• [Required tasks]
1 > Rewrite the passage of the linear algebra notes below, starting with "Matrix Operations and" and going on through "the original form.", and put "numerator layout" in place of "denominator layout".
2 > According to the linear algebra notes below, under what condition does the derivative of $x^TAx$ with respect to $x$ equal $2Ax$?
3 > List every identity that appears as a bullet point in the linear algebra notes below.

Linear Algebra and Application in Linear Regression

Matrix Operations and Linear Regression

I. Basic Matrix Differentiations

Generally, take derivatives of a matrix (if we use denominator layout), there is a transpose effect applied on the original form.

  • $$(AB)^T=B^TA^T$$

  • $$(ABC)^T=C^TB^TA^T$$

  • $$\frac{\partial (Ax)}{\partial x}=A^T\text{, } \frac{\partial (x^TA)}{\partial x}=A$$

  • $$\frac{\partial(b^TAx)}{\partial x} = (b^TA)^T = A^T b$$

  • $$\frac{\partial(x^TAx)}{\partial x} = (A+A^T)x = 2Ax \text{ , if A is symmetric.}$$

II. Linear Regression

$$y=\beta X+\epsilon$$

$$\min \text{ } \epsilon^2 $$

Where $\epsilon^2 = (y-\beta X)^T(y-\beta X)$.

• [Record excerpts]
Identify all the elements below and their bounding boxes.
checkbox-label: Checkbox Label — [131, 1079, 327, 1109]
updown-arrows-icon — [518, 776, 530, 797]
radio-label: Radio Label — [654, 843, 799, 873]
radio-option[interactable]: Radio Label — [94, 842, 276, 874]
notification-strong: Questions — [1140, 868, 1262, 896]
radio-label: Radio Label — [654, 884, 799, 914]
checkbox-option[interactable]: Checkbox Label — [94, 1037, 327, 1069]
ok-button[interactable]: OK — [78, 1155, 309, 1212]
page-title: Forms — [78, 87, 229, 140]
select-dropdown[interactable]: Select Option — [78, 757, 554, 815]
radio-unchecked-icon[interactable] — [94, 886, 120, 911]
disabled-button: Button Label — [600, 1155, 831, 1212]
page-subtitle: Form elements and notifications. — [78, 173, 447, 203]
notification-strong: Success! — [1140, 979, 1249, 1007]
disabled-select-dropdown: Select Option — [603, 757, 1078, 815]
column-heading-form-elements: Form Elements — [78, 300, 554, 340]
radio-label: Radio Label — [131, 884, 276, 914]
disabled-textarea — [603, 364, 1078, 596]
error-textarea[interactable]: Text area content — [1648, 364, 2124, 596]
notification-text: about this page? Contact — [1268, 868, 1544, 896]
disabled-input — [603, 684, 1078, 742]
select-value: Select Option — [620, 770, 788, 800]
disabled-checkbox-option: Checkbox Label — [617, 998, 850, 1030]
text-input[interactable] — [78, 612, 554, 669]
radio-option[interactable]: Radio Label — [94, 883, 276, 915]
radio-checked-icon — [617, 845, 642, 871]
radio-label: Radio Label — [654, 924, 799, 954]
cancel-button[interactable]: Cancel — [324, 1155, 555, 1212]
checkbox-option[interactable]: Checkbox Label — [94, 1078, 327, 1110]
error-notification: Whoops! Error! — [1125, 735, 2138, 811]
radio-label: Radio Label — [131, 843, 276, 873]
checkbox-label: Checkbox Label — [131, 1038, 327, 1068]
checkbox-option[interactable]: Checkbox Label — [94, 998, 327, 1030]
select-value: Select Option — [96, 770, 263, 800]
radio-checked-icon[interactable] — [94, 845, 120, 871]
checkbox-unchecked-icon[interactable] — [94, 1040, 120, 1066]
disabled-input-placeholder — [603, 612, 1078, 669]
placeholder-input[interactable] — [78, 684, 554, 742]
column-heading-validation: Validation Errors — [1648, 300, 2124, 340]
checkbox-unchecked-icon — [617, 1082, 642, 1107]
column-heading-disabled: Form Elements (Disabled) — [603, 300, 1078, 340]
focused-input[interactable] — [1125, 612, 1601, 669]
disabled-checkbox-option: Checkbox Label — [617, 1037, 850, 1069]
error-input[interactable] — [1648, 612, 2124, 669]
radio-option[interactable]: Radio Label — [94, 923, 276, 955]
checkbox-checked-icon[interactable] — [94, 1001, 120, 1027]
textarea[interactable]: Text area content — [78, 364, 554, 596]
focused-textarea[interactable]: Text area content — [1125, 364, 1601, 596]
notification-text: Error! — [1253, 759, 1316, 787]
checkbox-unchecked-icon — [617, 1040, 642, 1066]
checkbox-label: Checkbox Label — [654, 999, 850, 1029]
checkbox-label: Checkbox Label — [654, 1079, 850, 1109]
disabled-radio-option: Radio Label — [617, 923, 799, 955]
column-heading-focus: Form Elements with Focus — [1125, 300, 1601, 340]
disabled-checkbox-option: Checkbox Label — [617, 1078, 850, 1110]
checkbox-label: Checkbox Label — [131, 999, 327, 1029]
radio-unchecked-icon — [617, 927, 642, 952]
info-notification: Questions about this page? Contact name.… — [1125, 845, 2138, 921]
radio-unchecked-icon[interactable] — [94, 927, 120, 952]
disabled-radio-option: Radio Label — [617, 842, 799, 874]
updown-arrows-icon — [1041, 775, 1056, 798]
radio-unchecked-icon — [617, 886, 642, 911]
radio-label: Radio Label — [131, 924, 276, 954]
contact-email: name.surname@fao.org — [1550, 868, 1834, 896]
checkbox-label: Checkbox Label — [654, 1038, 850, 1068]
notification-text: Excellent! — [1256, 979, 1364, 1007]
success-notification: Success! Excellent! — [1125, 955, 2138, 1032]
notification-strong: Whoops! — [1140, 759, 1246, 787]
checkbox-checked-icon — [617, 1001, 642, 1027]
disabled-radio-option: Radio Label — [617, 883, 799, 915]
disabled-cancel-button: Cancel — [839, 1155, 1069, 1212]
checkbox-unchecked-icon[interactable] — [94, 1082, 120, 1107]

• [Answers to the exercises]
1 >
Matrix Operations and Linear Regression

I. Basic Matrix Differentiations

Generally, take derivatives of a matrix (if we use numerator layout), there is a transpose effect applied on the original form.

2 > When A is symmetric.

3 >
- $(AB)^T=B^TA^T$
- $(ABC)^T=C^TB^TA^T$
- $\frac{\partial (Ax)}{\partial x}=A^T$, $\frac{\partial (x^TA)}{\partial x}=A$
- $\frac{\partial(b^TAx)}{\partial x} = (b^TA)^T = A^T b$
- $\frac{\partial(x^TAx)}{\partial x} = (A+A^T)x = 2Ax$, if A is symmetric.